- AIM
Keep only the lines of the data below that contain "screenshot", and copy them.
— START GIVEN RECORDS —
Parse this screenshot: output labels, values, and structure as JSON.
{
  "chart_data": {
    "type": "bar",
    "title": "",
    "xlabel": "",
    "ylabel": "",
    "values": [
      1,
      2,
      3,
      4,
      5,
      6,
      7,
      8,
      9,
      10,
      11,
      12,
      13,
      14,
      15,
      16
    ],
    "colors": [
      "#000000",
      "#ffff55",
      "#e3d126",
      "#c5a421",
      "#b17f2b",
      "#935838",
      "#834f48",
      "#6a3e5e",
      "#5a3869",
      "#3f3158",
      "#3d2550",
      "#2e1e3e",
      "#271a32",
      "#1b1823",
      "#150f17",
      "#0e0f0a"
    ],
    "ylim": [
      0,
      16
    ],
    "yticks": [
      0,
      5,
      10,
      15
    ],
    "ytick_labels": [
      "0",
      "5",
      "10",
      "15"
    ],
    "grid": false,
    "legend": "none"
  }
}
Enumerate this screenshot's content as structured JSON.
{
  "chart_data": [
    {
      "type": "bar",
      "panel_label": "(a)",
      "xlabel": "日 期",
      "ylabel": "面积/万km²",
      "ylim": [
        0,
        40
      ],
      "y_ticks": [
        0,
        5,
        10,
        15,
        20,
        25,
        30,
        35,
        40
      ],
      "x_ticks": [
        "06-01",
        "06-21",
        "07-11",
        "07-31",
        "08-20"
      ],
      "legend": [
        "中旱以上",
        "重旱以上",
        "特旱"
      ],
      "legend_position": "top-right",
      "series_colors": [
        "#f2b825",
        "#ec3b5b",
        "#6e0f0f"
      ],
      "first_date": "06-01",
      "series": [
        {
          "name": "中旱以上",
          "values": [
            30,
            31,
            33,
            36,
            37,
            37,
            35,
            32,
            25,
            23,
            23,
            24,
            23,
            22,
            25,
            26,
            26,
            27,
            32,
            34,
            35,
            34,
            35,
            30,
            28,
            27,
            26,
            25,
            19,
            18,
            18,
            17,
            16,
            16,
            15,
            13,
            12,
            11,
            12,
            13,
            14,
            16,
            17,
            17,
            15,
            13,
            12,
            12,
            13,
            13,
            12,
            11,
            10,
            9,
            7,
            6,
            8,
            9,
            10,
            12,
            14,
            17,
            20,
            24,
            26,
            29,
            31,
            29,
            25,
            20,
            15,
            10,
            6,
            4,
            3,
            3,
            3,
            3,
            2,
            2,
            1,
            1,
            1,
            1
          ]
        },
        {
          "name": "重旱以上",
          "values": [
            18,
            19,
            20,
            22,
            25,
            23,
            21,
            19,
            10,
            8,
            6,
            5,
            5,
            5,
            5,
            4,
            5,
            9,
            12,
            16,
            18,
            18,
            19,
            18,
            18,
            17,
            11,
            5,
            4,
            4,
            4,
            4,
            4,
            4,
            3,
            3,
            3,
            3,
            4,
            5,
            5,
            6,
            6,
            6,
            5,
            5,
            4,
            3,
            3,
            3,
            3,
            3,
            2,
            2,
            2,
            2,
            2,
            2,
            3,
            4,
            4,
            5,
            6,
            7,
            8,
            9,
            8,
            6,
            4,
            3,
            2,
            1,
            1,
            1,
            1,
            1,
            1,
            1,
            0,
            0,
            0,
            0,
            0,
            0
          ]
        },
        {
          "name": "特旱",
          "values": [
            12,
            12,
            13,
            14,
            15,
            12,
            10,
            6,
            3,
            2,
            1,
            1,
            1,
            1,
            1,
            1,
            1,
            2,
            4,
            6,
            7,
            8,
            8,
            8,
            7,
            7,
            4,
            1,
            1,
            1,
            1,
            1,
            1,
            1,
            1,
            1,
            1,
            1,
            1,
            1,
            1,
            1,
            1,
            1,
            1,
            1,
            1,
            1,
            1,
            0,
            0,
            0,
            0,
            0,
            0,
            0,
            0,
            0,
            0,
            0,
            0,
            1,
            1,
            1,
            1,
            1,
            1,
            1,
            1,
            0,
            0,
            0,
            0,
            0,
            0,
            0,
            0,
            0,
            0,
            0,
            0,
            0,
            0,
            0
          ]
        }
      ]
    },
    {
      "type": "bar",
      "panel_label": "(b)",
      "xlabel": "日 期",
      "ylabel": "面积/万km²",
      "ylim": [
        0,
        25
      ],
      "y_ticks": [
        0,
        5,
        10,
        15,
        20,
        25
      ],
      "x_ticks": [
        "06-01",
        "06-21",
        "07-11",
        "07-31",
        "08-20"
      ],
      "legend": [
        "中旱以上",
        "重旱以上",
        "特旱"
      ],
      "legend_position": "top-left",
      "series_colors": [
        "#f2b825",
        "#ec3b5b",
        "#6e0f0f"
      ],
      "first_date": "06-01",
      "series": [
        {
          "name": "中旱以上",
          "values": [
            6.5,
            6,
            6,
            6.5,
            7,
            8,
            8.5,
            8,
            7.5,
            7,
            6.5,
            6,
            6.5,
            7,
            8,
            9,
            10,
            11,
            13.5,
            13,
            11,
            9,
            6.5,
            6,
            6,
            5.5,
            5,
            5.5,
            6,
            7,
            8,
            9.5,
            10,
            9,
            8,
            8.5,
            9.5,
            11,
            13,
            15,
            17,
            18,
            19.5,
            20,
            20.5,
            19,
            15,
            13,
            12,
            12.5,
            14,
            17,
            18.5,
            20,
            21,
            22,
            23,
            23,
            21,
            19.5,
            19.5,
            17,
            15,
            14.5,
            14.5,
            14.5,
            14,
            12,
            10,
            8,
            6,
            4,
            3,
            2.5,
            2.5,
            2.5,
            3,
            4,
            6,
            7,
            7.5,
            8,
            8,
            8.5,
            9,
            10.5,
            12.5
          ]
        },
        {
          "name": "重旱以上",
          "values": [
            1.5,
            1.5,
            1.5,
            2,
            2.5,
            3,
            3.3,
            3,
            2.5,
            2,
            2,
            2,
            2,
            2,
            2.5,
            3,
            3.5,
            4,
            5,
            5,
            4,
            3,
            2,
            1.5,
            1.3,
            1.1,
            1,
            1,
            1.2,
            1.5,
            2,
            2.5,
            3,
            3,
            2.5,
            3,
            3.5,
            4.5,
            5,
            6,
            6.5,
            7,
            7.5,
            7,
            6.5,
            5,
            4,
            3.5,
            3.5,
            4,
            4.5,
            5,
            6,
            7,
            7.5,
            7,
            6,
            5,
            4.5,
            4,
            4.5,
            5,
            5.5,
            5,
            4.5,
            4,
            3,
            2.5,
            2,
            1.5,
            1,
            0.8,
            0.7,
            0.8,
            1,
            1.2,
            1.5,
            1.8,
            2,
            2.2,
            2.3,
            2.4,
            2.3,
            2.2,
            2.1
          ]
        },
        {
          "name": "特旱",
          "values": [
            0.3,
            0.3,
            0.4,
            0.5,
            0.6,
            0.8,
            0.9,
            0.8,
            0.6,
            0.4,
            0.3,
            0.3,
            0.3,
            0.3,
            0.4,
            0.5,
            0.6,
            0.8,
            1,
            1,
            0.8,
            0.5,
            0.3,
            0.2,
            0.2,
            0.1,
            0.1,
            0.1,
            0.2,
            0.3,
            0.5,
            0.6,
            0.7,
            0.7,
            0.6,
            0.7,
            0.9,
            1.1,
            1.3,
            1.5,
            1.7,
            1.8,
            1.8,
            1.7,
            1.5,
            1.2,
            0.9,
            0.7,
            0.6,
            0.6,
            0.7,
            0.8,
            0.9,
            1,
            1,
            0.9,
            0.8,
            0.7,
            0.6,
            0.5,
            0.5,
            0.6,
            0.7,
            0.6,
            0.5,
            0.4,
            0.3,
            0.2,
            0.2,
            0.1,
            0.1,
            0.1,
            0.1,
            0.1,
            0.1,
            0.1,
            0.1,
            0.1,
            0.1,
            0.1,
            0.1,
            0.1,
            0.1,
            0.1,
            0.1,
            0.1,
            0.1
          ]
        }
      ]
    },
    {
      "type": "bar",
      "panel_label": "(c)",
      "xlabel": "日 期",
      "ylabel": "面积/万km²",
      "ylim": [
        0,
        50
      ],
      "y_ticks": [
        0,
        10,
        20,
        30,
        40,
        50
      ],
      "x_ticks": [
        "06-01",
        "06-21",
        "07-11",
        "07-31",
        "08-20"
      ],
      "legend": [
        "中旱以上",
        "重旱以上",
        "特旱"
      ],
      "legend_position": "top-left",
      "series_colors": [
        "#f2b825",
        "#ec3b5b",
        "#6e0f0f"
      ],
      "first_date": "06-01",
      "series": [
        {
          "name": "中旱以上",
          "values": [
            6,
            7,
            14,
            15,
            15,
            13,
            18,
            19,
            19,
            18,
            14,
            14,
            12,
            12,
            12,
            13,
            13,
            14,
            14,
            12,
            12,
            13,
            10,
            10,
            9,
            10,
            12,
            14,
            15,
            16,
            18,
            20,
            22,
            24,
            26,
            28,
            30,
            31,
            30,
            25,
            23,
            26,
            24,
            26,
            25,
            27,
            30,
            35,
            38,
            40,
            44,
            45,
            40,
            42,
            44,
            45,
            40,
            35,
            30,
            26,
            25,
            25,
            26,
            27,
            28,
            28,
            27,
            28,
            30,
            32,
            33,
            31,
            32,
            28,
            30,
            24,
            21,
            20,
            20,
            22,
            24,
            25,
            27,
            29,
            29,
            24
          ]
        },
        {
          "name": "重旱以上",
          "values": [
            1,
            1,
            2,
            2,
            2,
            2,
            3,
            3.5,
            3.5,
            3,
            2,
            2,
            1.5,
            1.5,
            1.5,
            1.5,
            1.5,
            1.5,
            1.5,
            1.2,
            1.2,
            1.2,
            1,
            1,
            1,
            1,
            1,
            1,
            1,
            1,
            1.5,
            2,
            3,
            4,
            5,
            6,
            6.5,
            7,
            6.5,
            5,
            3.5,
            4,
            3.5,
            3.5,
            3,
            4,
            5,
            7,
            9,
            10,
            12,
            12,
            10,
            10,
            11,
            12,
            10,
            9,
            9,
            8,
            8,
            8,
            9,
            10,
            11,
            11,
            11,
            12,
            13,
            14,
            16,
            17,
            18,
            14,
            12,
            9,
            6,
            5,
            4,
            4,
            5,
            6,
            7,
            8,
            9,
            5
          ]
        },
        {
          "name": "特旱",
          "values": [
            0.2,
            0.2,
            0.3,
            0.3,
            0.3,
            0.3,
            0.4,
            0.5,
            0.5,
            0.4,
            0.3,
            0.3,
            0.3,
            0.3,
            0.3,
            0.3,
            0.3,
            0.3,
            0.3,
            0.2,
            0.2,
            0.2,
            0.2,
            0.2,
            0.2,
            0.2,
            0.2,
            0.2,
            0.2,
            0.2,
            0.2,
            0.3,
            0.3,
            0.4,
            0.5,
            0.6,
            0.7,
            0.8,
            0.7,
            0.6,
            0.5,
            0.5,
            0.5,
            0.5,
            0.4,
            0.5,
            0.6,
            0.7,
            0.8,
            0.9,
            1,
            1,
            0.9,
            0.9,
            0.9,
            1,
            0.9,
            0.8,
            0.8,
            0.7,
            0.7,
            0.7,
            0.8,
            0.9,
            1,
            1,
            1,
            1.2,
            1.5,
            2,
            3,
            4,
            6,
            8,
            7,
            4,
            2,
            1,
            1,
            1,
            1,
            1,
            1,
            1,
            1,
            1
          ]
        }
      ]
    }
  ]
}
— END GIVEN RECORDS —
- RIGHT ANSWER
Parse this screenshot: output labels, values, and structure as JSON.
Enumerate this screenshot's content as structured JSON.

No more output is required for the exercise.